Dataset entries:
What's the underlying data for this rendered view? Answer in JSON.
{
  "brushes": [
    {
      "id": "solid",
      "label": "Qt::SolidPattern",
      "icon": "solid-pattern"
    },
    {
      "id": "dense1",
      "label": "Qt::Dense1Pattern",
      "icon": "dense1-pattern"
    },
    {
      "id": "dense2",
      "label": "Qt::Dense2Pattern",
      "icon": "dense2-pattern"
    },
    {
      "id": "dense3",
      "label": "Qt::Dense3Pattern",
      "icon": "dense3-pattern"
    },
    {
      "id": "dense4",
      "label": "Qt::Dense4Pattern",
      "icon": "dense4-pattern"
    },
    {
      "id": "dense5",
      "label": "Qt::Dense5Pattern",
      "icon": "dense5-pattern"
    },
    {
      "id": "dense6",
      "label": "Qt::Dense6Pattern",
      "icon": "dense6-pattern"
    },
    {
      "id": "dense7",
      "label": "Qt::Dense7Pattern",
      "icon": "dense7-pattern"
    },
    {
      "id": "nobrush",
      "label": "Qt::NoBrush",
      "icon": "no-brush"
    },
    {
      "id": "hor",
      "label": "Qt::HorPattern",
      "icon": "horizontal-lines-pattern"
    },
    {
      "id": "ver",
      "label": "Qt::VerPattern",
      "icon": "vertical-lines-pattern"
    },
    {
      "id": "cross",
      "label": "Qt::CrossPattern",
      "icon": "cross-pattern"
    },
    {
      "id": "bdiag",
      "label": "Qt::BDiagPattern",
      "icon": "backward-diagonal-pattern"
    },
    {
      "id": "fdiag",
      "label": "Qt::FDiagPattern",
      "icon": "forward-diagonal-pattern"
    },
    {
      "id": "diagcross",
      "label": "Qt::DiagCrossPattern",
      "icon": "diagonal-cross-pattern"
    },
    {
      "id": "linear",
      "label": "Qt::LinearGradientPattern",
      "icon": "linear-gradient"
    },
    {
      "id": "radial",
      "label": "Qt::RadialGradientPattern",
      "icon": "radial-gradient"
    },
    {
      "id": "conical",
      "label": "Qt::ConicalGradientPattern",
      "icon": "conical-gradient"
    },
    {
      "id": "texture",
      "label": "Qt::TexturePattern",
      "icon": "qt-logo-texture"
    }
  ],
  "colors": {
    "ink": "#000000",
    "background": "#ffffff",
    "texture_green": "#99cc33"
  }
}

Instruction:
Type out the entries again, word for word.

Output of the exercise:
What's the underlying data for this rendered view? Answer in JSON.
{
  "brushes": [
    {
      "id": "solid",
      "label": "Qt::SolidPattern",
      "icon": "solid-pattern"
    },
    {
      "id": "dense1",
      "label": "Qt::Dense1Pattern",
      "icon": "dense1-pattern"
    },
    {
      "id": "dense2",
      "label": "Qt::Dense2Pattern",
      "icon": "dense2-pattern"
    },
    {
      "id": "dense3",
      "label": "Qt::Dense3Pattern",
      "icon": "dense3-pattern"
    },
    {
      "id": "dense4",
      "label": "Qt::Dense4Pattern",
      "icon": "dense4-pattern"
    },
    {
      "id": "dense5",
      "label": "Qt::Dense5Pattern",
      "icon": "dense5-pattern"
    },
    {
      "id": "dense6",
      "label": "Qt::Dense6Pattern",
      "icon": "dense6-pattern"
    },
    {
      "id": "dense7",
      "label": "Qt::Dense7Pattern",
      "icon": "dense7-pattern"
    },
    {
      "id": "nobrush",
      "label": "Qt::NoBrush",
      "icon": "no-brush"
    },
    {
      "id": "hor",
      "label": "Qt::HorPattern",
      "icon": "horizontal-lines-pattern"
    },
    {
      "id": "ver",
      "label": "Qt::VerPattern",
      "icon": "vertical-lines-pattern"
    },
    {
      "id": "cross",
      "label": "Qt::CrossPattern",
      "icon": "cross-pattern"
    },
    {
      "id": "bdiag",
      "label": "Qt::BDiagPattern",
      "icon": "backward-diagonal-pattern"
    },
    {
      "id": "fdiag",
      "label": "Qt::FDiagPattern",
      "icon": "forward-diagonal-pattern"
    },
    {
      "id": "diagcross",
      "label": "Qt::DiagCrossPattern",
      "icon": "diagonal-cross-pattern"
    },
    {
      "id": "linear",
      "label": "Qt::LinearGradientPattern",
      "icon": "linear-gradient"
    },
    {
      "id": "radial",
      "label": "Qt::RadialGradientPattern",
      "icon": "radial-gradient"
    },
    {
      "id": "conical",
      "label": "Qt::ConicalGradientPattern",
      "icon": "conical-gradient"
    },
    {
      "id": "texture",
      "label": "Qt::TexturePattern",
      "icon": "qt-logo-texture"
    }
  ],
  "colors": {
    "ink": "#000000",
    "background": "#ffffff",
    "texture_green": "#99cc33"
  }
}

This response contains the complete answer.